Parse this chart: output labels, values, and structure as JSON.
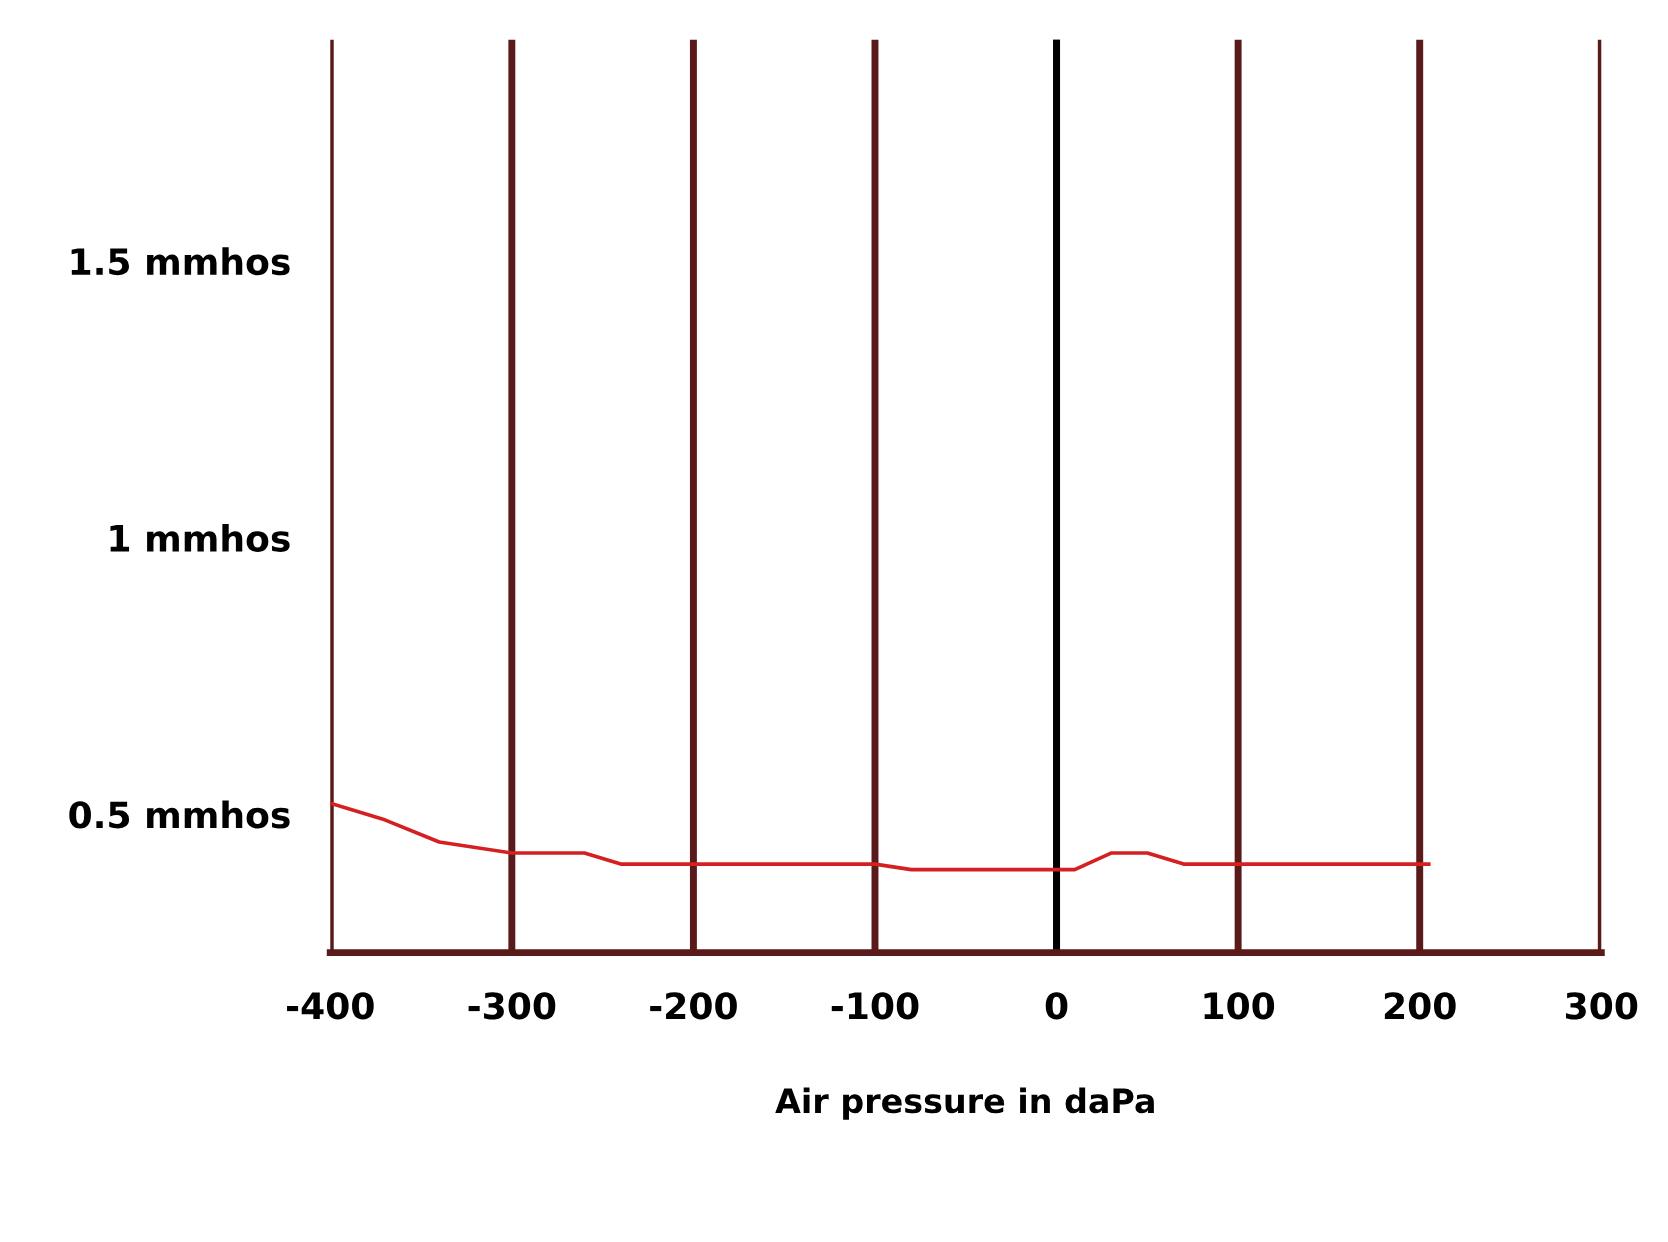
{
  "chart_data": {
    "type": "line",
    "xlabel": "Air pressure in daPa",
    "xlim": [
      -400,
      300
    ],
    "xticks": [
      -400,
      -300,
      -200,
      -100,
      0,
      100,
      200,
      300
    ],
    "ylim": [
      0.25,
      1.9
    ],
    "yticks": [
      {
        "value": 0.5,
        "label": "0.5 mmhos"
      },
      {
        "value": 1,
        "label": "1 mmhos"
      },
      {
        "value": 1.5,
        "label": "1.5 mmhos"
      }
    ],
    "grid": "x",
    "line_style": "solid",
    "marker": "none",
    "ref_lines": [
      {
        "axis": "x",
        "value": 0,
        "color": "#000000"
      }
    ],
    "x": [
      -400,
      -370,
      -340,
      -300,
      -260,
      -240,
      -200,
      -100,
      -80,
      0,
      10,
      30,
      50,
      70,
      100,
      200,
      205
    ],
    "series": [
      {
        "color": "#d42020",
        "values": [
          0.52,
          0.49,
          0.45,
          0.43,
          0.43,
          0.41,
          0.41,
          0.41,
          0.4,
          0.4,
          0.4,
          0.43,
          0.43,
          0.41,
          0.41,
          0.41,
          0.41
        ]
      }
    ]
  }
}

### DIRECTIONS
Transcribe each line above verbatim, with the pictures left out.

### RESPONSE TO THE EXERCISE
Parse this chart: output labels, values, and structure as JSON.
{
  "chart_data": {
    "type": "line",
    "xlabel": "Air pressure in daPa",
    "xlim": [
      -400,
      300
    ],
    "xticks": [
      -400,
      -300,
      -200,
      -100,
      0,
      100,
      200,
      300
    ],
    "ylim": [
      0.25,
      1.9
    ],
    "yticks": [
      {
        "value": 0.5,
        "label": "0.5 mmhos"
      },
      {
        "value": 1,
        "label": "1 mmhos"
      },
      {
        "value": 1.5,
        "label": "1.5 mmhos"
      }
    ],
    "grid": "x",
    "line_style": "solid",
    "marker": "none",
    "ref_lines": [
      {
        "axis": "x",
        "value": 0,
        "color": "#000000"
      }
    ],
    "x": [
      -400,
      -370,
      -340,
      -300,
      -260,
      -240,
      -200,
      -100,
      -80,
      0,
      10,
      30,
      50,
      70,
      100,
      200,
      205
    ],
    "series": [
      {
        "color": "#d42020",
        "values": [
          0.52,
          0.49,
          0.45,
          0.43,
          0.43,
          0.41,
          0.41,
          0.41,
          0.4,
          0.4,
          0.4,
          0.43,
          0.43,
          0.41,
          0.41,
          0.41,
          0.41
        ]
      }
    ]
  }
}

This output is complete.